Written request:
Single out the lines of the material that contain "profiles" and copy them.

## Begin

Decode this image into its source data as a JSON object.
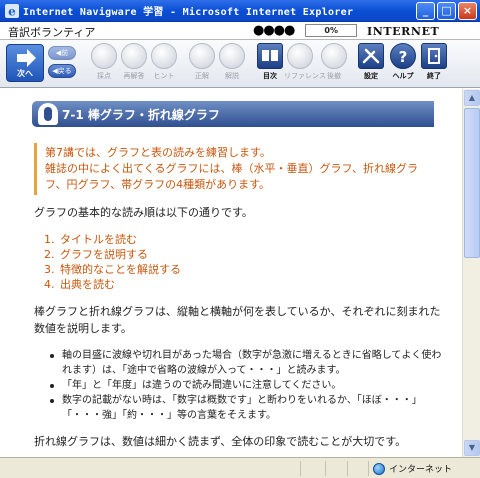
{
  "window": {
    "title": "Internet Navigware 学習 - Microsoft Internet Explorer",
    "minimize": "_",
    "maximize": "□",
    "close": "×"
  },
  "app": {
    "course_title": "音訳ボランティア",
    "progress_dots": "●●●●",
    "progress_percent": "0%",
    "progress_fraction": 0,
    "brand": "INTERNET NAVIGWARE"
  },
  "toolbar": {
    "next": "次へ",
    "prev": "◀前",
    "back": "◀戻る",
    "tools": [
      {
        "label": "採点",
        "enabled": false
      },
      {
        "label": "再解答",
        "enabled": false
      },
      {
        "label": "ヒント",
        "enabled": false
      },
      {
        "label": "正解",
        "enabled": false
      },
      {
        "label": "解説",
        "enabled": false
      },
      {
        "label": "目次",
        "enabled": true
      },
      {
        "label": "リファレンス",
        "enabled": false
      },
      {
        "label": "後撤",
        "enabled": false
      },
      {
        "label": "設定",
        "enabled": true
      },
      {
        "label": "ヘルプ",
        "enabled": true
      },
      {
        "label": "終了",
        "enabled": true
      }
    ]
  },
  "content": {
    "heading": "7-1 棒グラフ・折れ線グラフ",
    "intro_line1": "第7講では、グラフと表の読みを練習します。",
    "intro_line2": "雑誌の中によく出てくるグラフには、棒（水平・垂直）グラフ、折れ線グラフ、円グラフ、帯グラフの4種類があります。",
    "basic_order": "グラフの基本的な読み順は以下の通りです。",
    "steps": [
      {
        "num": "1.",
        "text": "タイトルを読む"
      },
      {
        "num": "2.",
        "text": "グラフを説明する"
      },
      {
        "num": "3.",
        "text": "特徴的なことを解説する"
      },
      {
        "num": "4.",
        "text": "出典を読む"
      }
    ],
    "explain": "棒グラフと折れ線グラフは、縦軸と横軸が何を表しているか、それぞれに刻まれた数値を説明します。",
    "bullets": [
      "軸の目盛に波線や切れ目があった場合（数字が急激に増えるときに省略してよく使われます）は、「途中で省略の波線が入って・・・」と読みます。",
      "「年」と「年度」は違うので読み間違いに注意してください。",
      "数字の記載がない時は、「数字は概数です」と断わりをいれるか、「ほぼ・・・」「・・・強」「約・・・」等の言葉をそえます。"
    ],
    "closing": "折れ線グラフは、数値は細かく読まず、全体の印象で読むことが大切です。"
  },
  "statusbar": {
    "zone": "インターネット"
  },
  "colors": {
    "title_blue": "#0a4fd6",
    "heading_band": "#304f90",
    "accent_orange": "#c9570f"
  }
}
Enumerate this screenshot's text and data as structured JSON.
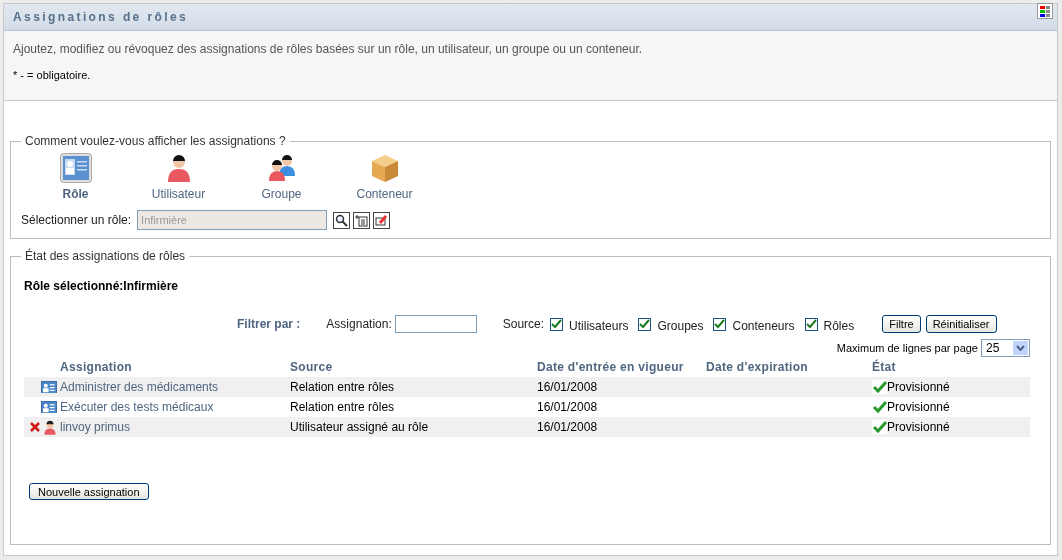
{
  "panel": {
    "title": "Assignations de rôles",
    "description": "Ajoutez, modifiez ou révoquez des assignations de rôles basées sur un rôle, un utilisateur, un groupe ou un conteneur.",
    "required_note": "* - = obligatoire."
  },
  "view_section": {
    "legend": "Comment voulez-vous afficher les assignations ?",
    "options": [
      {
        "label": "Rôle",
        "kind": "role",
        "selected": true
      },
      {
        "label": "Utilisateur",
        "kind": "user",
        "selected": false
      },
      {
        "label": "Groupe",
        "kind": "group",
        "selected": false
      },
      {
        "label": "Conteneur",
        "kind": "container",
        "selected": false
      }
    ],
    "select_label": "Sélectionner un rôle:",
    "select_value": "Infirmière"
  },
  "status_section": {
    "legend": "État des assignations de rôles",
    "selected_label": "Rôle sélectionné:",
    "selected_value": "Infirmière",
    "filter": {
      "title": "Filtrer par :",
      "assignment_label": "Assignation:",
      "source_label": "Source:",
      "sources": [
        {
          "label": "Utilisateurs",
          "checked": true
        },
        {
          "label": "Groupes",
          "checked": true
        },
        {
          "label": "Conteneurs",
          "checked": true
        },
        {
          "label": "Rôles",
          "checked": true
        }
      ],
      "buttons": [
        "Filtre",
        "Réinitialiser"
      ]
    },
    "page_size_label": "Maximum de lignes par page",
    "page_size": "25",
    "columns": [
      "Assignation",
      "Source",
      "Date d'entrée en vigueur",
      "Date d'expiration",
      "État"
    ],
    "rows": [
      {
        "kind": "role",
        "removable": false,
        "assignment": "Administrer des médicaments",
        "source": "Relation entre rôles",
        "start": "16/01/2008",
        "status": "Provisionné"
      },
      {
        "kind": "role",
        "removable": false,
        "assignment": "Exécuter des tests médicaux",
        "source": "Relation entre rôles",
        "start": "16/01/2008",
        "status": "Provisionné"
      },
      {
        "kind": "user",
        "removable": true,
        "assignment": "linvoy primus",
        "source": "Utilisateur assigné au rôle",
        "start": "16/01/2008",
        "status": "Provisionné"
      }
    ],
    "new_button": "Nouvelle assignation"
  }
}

## End
## Begin

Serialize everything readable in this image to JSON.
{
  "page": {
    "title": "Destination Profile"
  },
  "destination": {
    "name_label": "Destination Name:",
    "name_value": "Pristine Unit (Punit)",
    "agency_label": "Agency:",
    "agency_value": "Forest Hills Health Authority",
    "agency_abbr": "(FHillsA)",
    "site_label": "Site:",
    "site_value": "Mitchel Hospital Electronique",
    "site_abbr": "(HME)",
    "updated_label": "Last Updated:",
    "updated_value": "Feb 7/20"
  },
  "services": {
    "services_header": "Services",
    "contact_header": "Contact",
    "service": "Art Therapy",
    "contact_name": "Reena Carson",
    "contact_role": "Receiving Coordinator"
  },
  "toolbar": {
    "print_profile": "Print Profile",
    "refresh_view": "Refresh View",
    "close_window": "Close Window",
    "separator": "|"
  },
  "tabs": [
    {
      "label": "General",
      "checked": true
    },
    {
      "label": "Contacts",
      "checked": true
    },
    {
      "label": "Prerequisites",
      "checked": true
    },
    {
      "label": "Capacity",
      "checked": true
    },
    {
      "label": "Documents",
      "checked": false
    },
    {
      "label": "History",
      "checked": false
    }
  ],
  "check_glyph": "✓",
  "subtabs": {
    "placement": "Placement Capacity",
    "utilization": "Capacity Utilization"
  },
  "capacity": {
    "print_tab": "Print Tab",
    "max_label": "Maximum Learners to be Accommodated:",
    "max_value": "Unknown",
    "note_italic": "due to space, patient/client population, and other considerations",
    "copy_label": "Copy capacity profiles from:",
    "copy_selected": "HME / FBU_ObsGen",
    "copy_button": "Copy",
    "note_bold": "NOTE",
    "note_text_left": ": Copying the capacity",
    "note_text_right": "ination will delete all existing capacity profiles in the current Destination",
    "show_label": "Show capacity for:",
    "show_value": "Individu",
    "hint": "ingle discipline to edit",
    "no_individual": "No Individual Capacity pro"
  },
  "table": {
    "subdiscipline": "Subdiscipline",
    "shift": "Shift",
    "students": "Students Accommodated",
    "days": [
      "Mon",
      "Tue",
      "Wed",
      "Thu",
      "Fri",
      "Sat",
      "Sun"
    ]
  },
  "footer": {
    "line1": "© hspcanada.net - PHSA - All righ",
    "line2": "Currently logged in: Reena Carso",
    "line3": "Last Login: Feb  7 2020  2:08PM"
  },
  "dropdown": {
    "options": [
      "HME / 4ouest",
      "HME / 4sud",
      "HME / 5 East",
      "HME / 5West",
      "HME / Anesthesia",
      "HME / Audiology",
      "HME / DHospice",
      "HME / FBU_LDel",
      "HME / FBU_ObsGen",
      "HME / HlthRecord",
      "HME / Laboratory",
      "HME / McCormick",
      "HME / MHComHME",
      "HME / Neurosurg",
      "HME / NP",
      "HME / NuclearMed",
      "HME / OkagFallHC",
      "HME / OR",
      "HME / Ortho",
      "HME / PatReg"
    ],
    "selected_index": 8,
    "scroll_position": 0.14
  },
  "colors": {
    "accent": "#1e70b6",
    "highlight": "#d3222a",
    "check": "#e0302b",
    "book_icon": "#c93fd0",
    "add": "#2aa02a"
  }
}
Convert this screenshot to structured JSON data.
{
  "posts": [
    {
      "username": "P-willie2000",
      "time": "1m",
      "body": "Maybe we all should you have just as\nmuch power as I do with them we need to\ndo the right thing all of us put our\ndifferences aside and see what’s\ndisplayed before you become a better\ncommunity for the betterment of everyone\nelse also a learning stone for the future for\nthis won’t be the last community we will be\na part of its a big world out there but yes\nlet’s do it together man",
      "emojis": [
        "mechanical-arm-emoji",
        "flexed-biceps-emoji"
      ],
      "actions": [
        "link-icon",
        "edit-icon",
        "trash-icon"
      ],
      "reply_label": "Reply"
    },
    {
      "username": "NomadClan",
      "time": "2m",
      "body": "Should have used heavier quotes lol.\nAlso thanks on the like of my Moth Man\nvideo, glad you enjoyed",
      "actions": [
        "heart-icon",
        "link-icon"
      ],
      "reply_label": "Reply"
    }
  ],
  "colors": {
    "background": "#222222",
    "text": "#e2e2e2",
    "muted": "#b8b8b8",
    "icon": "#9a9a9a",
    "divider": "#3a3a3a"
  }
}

## End

Answer:
    "copy_label": "Copy capacity profiles from:",
    "note_text_right": "ination will delete all existing capacity profiles in the current Destination",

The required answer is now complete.